In the listing below, identify each line with the word "China" and return those lines.

--- START DATA IN THIS EXERCISE ---

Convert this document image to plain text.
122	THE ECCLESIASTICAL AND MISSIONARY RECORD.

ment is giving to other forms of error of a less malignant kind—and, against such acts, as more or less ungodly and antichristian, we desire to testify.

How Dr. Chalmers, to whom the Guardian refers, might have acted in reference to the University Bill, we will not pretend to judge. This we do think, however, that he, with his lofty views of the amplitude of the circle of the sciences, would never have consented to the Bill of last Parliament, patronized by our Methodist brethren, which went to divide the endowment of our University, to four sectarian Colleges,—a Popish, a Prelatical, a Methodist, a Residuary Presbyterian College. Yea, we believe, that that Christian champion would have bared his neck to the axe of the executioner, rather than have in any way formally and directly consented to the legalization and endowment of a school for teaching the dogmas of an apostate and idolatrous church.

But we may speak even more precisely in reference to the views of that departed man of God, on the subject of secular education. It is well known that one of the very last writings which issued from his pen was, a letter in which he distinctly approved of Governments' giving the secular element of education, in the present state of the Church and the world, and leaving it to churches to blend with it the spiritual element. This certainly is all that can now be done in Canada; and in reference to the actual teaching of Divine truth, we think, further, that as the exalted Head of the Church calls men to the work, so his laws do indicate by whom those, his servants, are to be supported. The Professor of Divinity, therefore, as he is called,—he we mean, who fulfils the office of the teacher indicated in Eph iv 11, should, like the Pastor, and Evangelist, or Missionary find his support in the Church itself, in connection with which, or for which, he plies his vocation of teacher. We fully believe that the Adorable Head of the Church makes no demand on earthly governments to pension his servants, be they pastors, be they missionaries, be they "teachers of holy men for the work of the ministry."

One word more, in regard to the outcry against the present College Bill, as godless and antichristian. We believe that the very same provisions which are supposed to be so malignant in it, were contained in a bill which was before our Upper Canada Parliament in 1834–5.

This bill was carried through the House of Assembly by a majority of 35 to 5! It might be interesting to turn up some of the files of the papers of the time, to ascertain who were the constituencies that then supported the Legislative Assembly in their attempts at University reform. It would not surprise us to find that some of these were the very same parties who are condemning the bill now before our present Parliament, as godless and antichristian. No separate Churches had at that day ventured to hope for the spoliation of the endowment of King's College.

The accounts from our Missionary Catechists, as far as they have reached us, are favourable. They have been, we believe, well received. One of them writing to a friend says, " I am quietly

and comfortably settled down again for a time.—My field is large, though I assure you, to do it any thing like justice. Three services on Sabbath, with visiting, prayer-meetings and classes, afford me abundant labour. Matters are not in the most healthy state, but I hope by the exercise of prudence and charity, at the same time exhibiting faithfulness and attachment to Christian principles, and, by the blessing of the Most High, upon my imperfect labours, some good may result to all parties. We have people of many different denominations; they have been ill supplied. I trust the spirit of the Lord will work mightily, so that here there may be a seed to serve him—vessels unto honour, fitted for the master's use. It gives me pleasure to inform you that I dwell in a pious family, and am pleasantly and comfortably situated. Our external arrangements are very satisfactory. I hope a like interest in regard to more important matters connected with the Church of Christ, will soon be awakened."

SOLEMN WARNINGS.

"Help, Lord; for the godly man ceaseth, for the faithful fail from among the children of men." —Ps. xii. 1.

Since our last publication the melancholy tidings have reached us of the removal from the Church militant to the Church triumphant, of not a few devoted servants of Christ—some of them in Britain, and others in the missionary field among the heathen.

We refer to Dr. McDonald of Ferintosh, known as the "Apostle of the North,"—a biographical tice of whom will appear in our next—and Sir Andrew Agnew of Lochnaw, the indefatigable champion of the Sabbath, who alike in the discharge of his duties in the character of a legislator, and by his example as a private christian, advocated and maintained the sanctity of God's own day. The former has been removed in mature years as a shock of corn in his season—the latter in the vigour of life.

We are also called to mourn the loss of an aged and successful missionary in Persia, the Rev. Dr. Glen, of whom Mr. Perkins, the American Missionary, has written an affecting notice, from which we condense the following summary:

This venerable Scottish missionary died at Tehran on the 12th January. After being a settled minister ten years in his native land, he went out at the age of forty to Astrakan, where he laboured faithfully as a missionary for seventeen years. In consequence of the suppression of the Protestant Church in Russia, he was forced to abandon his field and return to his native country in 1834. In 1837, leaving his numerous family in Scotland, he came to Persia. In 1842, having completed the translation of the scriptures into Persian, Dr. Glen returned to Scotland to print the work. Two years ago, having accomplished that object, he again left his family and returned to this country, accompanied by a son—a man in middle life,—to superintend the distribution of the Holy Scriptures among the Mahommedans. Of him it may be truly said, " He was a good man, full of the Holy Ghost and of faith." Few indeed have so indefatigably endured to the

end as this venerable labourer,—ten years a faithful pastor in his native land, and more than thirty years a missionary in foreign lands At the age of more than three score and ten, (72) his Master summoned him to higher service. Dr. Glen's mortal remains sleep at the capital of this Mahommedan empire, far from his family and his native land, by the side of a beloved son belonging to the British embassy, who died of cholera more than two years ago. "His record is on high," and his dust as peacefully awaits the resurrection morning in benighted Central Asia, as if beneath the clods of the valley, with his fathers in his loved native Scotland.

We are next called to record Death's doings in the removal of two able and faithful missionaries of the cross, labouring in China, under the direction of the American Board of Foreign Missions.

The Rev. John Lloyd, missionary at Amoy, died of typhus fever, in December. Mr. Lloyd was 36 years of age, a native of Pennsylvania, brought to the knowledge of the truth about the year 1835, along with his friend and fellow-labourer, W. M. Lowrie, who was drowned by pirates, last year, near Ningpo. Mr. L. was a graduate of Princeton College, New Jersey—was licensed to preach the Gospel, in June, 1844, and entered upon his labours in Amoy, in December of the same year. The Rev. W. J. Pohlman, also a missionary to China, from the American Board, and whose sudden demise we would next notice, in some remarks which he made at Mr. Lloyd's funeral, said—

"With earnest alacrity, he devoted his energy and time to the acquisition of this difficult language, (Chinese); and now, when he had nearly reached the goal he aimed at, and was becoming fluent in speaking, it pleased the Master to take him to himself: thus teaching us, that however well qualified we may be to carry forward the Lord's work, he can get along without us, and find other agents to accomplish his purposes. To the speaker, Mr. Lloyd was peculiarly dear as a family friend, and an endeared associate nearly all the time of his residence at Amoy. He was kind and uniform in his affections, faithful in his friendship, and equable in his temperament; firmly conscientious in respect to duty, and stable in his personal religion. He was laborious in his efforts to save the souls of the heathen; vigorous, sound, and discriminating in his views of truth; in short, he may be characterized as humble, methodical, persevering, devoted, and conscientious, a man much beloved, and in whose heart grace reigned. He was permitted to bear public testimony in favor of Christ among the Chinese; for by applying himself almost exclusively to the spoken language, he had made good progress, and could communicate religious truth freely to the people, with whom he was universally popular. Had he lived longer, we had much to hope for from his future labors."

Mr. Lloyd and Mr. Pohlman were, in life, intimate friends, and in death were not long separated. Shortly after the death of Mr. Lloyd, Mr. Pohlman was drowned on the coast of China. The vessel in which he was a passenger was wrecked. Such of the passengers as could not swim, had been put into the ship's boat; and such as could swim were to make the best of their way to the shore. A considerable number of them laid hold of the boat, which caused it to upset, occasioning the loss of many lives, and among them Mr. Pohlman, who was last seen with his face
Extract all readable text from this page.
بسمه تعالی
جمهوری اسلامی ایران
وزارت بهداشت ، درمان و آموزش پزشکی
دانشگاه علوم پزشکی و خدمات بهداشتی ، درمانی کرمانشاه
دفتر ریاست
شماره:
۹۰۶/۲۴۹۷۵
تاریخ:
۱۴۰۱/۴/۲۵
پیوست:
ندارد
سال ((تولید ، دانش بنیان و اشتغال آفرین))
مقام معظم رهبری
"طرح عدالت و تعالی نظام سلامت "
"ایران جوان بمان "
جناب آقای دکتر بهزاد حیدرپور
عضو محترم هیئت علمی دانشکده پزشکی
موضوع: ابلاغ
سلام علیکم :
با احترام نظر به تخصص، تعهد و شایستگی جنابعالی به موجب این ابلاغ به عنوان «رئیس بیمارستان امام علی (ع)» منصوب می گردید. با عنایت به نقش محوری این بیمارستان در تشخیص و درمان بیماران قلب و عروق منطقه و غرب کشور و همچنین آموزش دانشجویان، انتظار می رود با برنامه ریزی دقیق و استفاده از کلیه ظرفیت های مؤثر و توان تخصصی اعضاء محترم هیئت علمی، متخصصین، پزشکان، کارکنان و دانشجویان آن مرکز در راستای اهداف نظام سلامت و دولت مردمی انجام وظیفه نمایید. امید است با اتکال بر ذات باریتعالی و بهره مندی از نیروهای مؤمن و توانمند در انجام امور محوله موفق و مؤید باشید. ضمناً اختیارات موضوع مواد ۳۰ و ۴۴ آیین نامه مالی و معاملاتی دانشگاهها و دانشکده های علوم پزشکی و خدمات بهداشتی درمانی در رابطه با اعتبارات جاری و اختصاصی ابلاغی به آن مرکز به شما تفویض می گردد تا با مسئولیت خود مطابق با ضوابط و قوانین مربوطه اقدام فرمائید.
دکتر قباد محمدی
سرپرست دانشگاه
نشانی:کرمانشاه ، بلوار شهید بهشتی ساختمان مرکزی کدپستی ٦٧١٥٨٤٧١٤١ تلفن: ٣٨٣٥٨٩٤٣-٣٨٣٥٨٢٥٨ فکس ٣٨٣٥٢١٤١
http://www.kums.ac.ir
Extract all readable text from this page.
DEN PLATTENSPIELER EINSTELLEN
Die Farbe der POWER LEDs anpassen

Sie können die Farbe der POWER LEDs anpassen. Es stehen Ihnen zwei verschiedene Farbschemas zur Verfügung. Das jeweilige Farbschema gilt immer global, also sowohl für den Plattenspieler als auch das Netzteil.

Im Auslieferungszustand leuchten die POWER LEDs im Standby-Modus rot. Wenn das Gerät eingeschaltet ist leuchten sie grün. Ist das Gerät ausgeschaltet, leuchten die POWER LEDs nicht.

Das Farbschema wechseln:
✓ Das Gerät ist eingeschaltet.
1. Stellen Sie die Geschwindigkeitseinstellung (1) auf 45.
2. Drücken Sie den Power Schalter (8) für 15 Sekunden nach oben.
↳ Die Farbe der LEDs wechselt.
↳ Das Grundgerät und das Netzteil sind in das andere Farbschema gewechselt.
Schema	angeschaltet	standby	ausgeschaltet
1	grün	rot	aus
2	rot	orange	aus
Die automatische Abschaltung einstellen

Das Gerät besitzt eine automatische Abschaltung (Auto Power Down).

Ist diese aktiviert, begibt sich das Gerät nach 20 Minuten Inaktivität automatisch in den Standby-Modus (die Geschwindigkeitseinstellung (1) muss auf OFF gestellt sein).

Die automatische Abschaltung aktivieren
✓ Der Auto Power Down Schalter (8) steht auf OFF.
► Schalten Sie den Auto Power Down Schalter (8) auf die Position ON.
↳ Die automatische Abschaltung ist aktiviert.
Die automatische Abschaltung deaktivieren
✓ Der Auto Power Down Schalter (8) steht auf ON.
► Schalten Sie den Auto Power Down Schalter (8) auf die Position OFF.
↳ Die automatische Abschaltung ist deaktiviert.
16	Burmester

--- END DATA IN THIS EXERCISE ---

-- WRITTEN REPLY --
We are next called to record Death's doings in the removal of two able and faithful missionaries of the cross, labouring in China, under the direction of the American Board of Foreign Missions.
The Rev. John Lloyd, missionary at Amoy, died of typhus fever, in December. Mr. Lloyd was 36 years of age, a native of Pennsylvania, brought to the knowledge of the truth about the year 1835, along with his friend and fellow-labourer, W. M. Lowrie, who was drowned by pirates, last year, near Ningpo. Mr. L. was a graduate of Princeton College, New Jersey—was licensed to preach the Gospel, in June, 1844, and entered upon his labours in Amoy, in December of the same year. The Rev. W. J. Pohlman, also a missionary to China, from the American Board, and whose sudden demise we would next notice, in some remarks which he made at Mr. Lloyd's funeral, said—
Mr. Lloyd and Mr. Pohlman were, in life, intimate friends, and in death were not long separated. Shortly after the death of Mr. Lloyd, Mr. Pohlman was drowned on the coast of China. The vessel in which he was a passenger was wrecked. Such of the passengers as could not swim, had been put into the ship's boat; and such as could swim were to make the best of their way to the shore. A considerable number of them laid hold of the boat, which caused it to upset, occasioning the loss of many lives, and among them Mr. Pohlman, who was last seen with his face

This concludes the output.